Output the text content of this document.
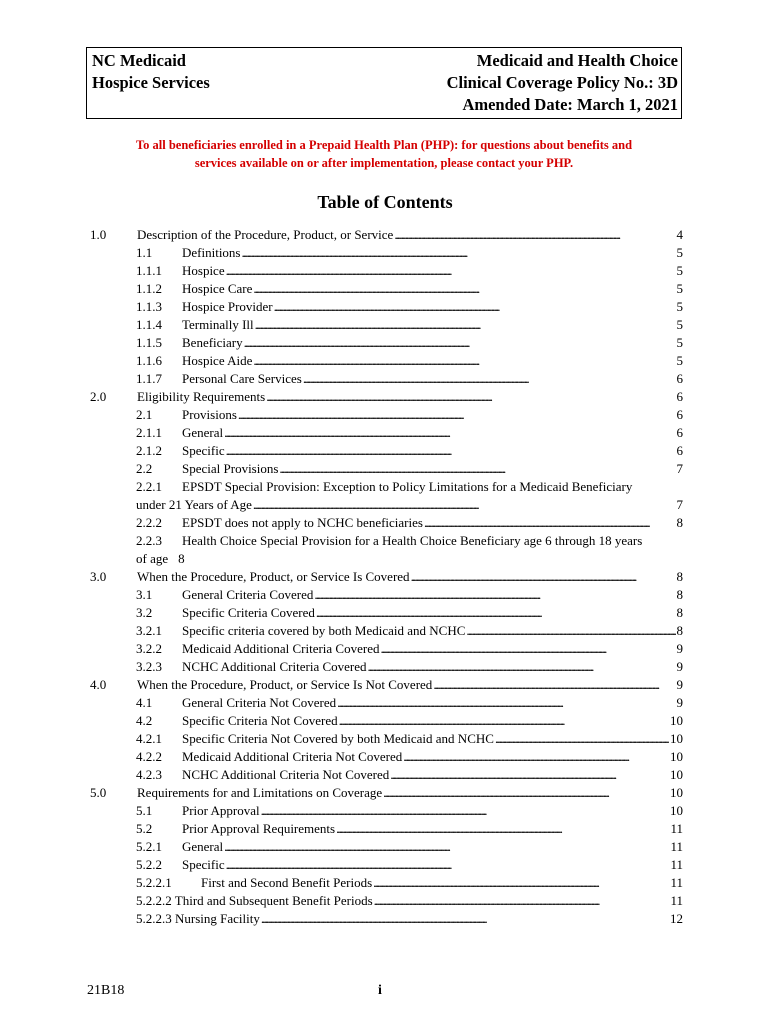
NC Medicaid
Hospice Services
Medicaid and Health Choice
Clinical Coverage Policy No.: 3D
Amended Date: March 1, 2021
To all beneficiaries enrolled in a Prepaid Health Plan (PHP): for questions about benefits and
services available on or after implementation, please contact your PHP.
Table of Contents
1.0 Description of the Procedure, Product, or Service . . .	4
1.1 Definitions . . .	5
1.1.1 Hospice . . .	5
1.1.2 Hospice Care . . .	5
1.1.3 Hospice Provider . . .	5
1.1.4 Terminally Ill . . .	5
1.1.5 Beneficiary . . .	5
1.1.6 Hospice Aide . . .	5
1.1.7 Personal Care Services . . .	6
2.0 Eligibility Requirements . . .	6
2.1 Provisions . . .	6
2.1.1 General . . .	6
2.1.2 Specific . . .	6
2.2 Special Provisions . . .	7
2.2.1 EPSDT Special Provision: Exception to Policy Limitations for a Medicaid Beneficiary
under 21 Years of Age . . .	7
2.2.2 EPSDT does not apply to NCHC beneficiaries . . .	8
2.2.3 Health Choice Special Provision for a Health Choice Beneficiary age 6 through 18 years
of age 8
3.0 When the Procedure, Product, or Service Is Covered . . .	8
3.1 General Criteria Covered . . .	8
3.2 Specific Criteria Covered . . .	8
3.2.1 Specific criteria covered by both Medicaid and NCHC . . .	8
3.2.2 Medicaid Additional Criteria Covered . . .	9
3.2.3 NCHC Additional Criteria Covered . . .	9
4.0 When the Procedure, Product, or Service Is Not Covered . . .	9
4.1 General Criteria Not Covered . . .	9
4.2 Specific Criteria Not Covered . . .	10
4.2.1 Specific Criteria Not Covered by both Medicaid and NCHC . . .	10
4.2.2 Medicaid Additional Criteria Not Covered . . .	10
4.2.3 NCHC Additional Criteria Not Covered . . .	10
5.0 Requirements for and Limitations on Coverage . . .	10
5.1 Prior Approval . . .	10
5.2 Prior Approval Requirements . . .	11
5.2.1 General . . .	11
5.2.2 Specific . . .	11
5.2.2.1 First and Second Benefit Periods . . .	11
5.2.2.2 Third and Subsequent Benefit Periods . . .	11
5.2.2.3 Nursing Facility . . .	12
21B18	i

## [TASK OBJECTIVE]
Look through the entries above; copy each line where the string "Choice" appears.

## [SOLUTION FOR THIS PROBLEM]
Medicaid and Health Choice
2.2.3 Health Choice Special Provision for a Health Choice Beneficiary age 6 through 18 years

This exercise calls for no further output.